> **PROVIDED ENTRIES**

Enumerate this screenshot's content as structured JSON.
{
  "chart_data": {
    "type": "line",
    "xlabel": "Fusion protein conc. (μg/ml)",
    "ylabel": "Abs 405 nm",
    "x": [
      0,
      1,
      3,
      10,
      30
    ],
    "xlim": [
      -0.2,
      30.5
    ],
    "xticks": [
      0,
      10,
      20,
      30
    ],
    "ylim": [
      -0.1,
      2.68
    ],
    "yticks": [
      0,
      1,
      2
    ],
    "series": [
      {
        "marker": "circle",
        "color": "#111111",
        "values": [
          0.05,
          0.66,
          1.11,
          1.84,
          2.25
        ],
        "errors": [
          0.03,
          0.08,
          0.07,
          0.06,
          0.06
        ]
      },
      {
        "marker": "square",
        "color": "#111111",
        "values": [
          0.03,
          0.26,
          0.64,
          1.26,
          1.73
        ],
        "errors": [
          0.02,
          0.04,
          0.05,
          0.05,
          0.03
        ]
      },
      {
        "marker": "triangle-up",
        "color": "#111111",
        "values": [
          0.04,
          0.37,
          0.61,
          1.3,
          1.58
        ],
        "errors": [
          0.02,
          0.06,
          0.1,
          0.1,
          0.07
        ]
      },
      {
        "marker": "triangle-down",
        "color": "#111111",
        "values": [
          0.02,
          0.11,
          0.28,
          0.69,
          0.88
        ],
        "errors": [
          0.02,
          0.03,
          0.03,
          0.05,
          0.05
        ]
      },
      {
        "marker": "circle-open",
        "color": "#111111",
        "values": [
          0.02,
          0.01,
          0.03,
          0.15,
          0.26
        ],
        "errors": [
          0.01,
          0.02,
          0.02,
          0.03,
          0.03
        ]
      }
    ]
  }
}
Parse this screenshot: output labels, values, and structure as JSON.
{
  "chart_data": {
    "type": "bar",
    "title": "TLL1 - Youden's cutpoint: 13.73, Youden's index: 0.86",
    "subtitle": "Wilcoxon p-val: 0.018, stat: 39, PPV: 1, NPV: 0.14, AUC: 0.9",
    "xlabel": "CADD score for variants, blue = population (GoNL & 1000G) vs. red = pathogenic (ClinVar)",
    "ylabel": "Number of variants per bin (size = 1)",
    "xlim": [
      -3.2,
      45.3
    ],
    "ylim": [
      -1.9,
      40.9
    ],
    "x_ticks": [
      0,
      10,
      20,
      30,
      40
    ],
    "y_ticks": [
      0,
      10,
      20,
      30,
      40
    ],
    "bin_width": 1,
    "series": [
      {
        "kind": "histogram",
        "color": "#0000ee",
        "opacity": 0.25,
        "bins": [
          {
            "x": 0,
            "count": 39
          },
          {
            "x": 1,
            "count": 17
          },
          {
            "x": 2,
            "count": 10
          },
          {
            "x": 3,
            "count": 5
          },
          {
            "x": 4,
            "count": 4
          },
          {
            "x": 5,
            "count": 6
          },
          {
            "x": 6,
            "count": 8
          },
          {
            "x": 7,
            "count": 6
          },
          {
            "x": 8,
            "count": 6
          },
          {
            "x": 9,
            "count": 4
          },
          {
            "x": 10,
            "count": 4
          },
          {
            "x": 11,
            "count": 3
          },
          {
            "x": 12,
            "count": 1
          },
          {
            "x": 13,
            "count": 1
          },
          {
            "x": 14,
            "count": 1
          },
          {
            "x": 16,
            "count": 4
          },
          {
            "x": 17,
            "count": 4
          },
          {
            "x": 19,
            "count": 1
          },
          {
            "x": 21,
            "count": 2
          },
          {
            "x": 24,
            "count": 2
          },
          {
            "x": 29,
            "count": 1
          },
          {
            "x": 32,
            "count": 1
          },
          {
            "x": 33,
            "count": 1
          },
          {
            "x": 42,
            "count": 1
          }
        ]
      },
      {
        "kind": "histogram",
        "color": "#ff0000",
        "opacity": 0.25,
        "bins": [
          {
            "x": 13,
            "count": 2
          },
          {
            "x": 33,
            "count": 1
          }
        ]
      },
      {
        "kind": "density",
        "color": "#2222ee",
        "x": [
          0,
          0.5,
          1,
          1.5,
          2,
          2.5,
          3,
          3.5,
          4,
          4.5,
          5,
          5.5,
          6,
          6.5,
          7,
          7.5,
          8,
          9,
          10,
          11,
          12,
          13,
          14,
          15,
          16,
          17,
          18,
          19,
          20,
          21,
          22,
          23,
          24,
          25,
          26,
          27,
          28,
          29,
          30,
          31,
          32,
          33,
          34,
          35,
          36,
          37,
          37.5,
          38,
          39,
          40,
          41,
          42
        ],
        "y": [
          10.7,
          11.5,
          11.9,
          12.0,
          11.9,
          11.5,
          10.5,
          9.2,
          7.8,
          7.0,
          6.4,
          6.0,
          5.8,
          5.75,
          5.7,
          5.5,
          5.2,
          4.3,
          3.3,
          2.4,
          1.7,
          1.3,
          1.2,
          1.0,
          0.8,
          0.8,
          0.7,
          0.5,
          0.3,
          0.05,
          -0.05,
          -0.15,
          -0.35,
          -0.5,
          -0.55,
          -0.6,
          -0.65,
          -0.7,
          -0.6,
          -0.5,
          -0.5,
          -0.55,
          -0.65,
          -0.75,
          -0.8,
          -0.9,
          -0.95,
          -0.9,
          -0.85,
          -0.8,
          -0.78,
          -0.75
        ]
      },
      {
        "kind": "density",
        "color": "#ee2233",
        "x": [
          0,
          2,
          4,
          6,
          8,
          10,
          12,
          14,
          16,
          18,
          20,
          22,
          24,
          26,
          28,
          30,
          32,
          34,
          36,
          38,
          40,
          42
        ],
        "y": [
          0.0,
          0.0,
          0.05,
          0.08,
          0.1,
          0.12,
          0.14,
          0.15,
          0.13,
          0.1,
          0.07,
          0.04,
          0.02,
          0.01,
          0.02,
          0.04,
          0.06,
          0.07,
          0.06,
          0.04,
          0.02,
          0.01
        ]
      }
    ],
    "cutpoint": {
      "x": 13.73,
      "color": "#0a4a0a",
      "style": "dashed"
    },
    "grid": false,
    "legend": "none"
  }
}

> **YOUR INSTRUCTIONS**
Each line above must be reproduced exactly as it stands.

> **FINISHED EXERCISE**
Enumerate this screenshot's content as structured JSON.
{
  "chart_data": {
    "type": "line",
    "xlabel": "Fusion protein conc. (μg/ml)",
    "ylabel": "Abs 405 nm",
    "x": [
      0,
      1,
      3,
      10,
      30
    ],
    "xlim": [
      -0.2,
      30.5
    ],
    "xticks": [
      0,
      10,
      20,
      30
    ],
    "ylim": [
      -0.1,
      2.68
    ],
    "yticks": [
      0,
      1,
      2
    ],
    "series": [
      {
        "marker": "circle",
        "color": "#111111",
        "values": [
          0.05,
          0.66,
          1.11,
          1.84,
          2.25
        ],
        "errors": [
          0.03,
          0.08,
          0.07,
          0.06,
          0.06
        ]
      },
      {
        "marker": "square",
        "color": "#111111",
        "values": [
          0.03,
          0.26,
          0.64,
          1.26,
          1.73
        ],
        "errors": [
          0.02,
          0.04,
          0.05,
          0.05,
          0.03
        ]
      },
      {
        "marker": "triangle-up",
        "color": "#111111",
        "values": [
          0.04,
          0.37,
          0.61,
          1.3,
          1.58
        ],
        "errors": [
          0.02,
          0.06,
          0.1,
          0.1,
          0.07
        ]
      },
      {
        "marker": "triangle-down",
        "color": "#111111",
        "values": [
          0.02,
          0.11,
          0.28,
          0.69,
          0.88
        ],
        "errors": [
          0.02,
          0.03,
          0.03,
          0.05,
          0.05
        ]
      },
      {
        "marker": "circle-open",
        "color": "#111111",
        "values": [
          0.02,
          0.01,
          0.03,
          0.15,
          0.26
        ],
        "errors": [
          0.01,
          0.02,
          0.02,
          0.03,
          0.03
        ]
      }
    ]
  }
}
Parse this screenshot: output labels, values, and structure as JSON.
{
  "chart_data": {
    "type": "bar",
    "title": "TLL1 - Youden's cutpoint: 13.73, Youden's index: 0.86",
    "subtitle": "Wilcoxon p-val: 0.018, stat: 39, PPV: 1, NPV: 0.14, AUC: 0.9",
    "xlabel": "CADD score for variants, blue = population (GoNL & 1000G) vs. red = pathogenic (ClinVar)",
    "ylabel": "Number of variants per bin (size = 1)",
    "xlim": [
      -3.2,
      45.3
    ],
    "ylim": [
      -1.9,
      40.9
    ],
    "x_ticks": [
      0,
      10,
      20,
      30,
      40
    ],
    "y_ticks": [
      0,
      10,
      20,
      30,
      40
    ],
    "bin_width": 1,
    "series": [
      {
        "kind": "histogram",
        "color": "#0000ee",
        "opacity": 0.25,
        "bins": [
          {
            "x": 0,
            "count": 39
          },
          {
            "x": 1,
            "count": 17
          },
          {
            "x": 2,
            "count": 10
          },
          {
            "x": 3,
            "count": 5
          },
          {
            "x": 4,
            "count": 4
          },
          {
            "x": 5,
            "count": 6
          },
          {
            "x": 6,
            "count": 8
          },
          {
            "x": 7,
            "count": 6
          },
          {
            "x": 8,
            "count": 6
          },
          {
            "x": 9,
            "count": 4
          },
          {
            "x": 10,
            "count": 4
          },
          {
            "x": 11,
            "count": 3
          },
          {
            "x": 12,
            "count": 1
          },
          {
            "x": 13,
            "count": 1
          },
          {
            "x": 14,
            "count": 1
          },
          {
            "x": 16,
            "count": 4
          },
          {
            "x": 17,
            "count": 4
          },
          {
            "x": 19,
            "count": 1
          },
          {
            "x": 21,
            "count": 2
          },
          {
            "x": 24,
            "count": 2
          },
          {
            "x": 29,
            "count": 1
          },
          {
            "x": 32,
            "count": 1
          },
          {
            "x": 33,
            "count": 1
          },
          {
            "x": 42,
            "count": 1
          }
        ]
      },
      {
        "kind": "histogram",
        "color": "#ff0000",
        "opacity": 0.25,
        "bins": [
          {
            "x": 13,
            "count": 2
          },
          {
            "x": 33,
            "count": 1
          }
        ]
      },
      {
        "kind": "density",
        "color": "#2222ee",
        "x": [
          0,
          0.5,
          1,
          1.5,
          2,
          2.5,
          3,
          3.5,
          4,
          4.5,
          5,
          5.5,
          6,
          6.5,
          7,
          7.5,
          8,
          9,
          10,
          11,
          12,
          13,
          14,
          15,
          16,
          17,
          18,
          19,
          20,
          21,
          22,
          23,
          24,
          25,
          26,
          27,
          28,
          29,
          30,
          31,
          32,
          33,
          34,
          35,
          36,
          37,
          37.5,
          38,
          39,
          40,
          41,
          42
        ],
        "y": [
          10.7,
          11.5,
          11.9,
          12.0,
          11.9,
          11.5,
          10.5,
          9.2,
          7.8,
          7.0,
          6.4,
          6.0,
          5.8,
          5.75,
          5.7,
          5.5,
          5.2,
          4.3,
          3.3,
          2.4,
          1.7,
          1.3,
          1.2,
          1.0,
          0.8,
          0.8,
          0.7,
          0.5,
          0.3,
          0.05,
          -0.05,
          -0.15,
          -0.35,
          -0.5,
          -0.55,
          -0.6,
          -0.65,
          -0.7,
          -0.6,
          -0.5,
          -0.5,
          -0.55,
          -0.65,
          -0.75,
          -0.8,
          -0.9,
          -0.95,
          -0.9,
          -0.85,
          -0.8,
          -0.78,
          -0.75
        ]
      },
      {
        "kind": "density",
        "color": "#ee2233",
        "x": [
          0,
          2,
          4,
          6,
          8,
          10,
          12,
          14,
          16,
          18,
          20,
          22,
          24,
          26,
          28,
          30,
          32,
          34,
          36,
          38,
          40,
          42
        ],
        "y": [
          0.0,
          0.0,
          0.05,
          0.08,
          0.1,
          0.12,
          0.14,
          0.15,
          0.13,
          0.1,
          0.07,
          0.04,
          0.02,
          0.01,
          0.02,
          0.04,
          0.06,
          0.07,
          0.06,
          0.04,
          0.02,
          0.01
        ]
      }
    ],
    "cutpoint": {
      "x": 13.73,
      "color": "#0a4a0a",
      "style": "dashed"
    },
    "grid": false,
    "legend": "none"
  }
}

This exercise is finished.